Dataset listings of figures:
━━━━━━

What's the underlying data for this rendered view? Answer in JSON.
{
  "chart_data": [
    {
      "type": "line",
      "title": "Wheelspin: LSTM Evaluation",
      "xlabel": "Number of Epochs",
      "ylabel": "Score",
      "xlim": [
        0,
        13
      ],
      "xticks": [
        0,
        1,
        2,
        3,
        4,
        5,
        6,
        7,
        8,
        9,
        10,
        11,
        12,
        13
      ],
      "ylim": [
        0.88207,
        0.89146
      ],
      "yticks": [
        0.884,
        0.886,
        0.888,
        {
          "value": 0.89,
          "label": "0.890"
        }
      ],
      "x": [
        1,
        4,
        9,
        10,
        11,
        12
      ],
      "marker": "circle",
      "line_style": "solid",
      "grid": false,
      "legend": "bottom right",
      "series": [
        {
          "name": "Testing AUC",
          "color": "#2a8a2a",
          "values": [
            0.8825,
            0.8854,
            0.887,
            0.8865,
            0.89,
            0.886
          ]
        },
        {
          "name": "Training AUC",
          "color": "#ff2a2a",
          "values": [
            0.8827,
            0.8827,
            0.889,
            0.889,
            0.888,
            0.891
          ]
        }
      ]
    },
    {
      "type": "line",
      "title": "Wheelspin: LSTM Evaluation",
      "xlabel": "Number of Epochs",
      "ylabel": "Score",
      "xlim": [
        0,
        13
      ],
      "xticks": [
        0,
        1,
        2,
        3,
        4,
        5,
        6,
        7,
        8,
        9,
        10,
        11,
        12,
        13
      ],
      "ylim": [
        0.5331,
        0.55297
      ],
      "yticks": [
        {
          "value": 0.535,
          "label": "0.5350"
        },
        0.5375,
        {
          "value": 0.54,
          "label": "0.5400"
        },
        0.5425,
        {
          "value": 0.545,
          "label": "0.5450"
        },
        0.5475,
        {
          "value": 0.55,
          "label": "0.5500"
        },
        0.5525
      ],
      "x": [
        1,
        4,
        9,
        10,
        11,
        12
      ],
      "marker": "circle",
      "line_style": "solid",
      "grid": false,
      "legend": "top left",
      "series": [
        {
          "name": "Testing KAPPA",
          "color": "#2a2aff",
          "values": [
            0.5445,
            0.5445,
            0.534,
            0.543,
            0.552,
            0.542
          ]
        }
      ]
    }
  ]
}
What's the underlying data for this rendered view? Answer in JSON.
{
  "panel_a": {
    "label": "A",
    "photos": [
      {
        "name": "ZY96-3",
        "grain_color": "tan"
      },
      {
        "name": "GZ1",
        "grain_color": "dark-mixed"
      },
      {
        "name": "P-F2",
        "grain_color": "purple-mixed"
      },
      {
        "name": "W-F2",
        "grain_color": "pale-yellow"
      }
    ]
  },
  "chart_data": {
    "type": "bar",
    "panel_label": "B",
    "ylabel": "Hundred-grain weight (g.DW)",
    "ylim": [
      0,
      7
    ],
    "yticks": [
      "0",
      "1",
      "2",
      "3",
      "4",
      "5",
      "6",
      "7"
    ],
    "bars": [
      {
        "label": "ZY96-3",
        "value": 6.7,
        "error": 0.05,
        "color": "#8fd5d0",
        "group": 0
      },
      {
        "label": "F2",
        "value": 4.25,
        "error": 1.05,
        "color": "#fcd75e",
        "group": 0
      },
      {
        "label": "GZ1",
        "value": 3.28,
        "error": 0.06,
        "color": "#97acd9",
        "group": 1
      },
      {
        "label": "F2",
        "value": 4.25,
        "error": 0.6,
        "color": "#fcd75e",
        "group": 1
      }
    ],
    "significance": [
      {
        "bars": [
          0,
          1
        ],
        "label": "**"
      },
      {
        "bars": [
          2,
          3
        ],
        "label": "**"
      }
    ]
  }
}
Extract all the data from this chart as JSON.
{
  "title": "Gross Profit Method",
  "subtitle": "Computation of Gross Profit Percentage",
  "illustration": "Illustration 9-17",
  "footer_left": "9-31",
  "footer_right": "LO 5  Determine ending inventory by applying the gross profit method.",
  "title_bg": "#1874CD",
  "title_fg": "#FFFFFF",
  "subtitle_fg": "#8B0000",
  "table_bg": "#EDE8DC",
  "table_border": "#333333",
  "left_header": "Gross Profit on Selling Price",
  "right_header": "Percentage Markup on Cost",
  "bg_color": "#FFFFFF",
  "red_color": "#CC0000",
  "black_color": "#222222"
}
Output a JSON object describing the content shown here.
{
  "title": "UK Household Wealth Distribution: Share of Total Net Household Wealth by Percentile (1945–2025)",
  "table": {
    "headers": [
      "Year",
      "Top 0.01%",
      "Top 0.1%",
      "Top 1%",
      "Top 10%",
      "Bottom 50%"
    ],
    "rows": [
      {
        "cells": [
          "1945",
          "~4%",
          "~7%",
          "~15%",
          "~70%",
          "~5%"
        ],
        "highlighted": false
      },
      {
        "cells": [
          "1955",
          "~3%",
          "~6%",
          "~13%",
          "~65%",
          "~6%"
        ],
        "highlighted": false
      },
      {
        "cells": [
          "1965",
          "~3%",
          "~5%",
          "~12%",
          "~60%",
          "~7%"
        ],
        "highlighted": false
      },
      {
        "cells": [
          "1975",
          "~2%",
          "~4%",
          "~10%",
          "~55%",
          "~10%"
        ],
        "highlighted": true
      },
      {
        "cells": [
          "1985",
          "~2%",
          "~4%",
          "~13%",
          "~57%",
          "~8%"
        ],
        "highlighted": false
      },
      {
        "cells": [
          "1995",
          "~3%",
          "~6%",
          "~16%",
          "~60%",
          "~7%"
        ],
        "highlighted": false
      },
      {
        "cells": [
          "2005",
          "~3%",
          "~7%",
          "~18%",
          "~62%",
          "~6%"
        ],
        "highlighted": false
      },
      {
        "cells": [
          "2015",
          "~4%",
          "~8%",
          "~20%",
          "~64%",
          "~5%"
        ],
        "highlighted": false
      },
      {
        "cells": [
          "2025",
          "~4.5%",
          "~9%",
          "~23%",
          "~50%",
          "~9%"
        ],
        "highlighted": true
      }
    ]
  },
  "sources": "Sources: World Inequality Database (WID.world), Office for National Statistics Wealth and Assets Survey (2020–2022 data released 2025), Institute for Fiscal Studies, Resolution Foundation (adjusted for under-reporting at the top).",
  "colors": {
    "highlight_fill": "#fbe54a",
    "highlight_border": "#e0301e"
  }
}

━━━━━━

* [Task requirements]:
Each line of the material that holds the string "Wealth" counts once; give the total alone.

* [Problem solution]:
2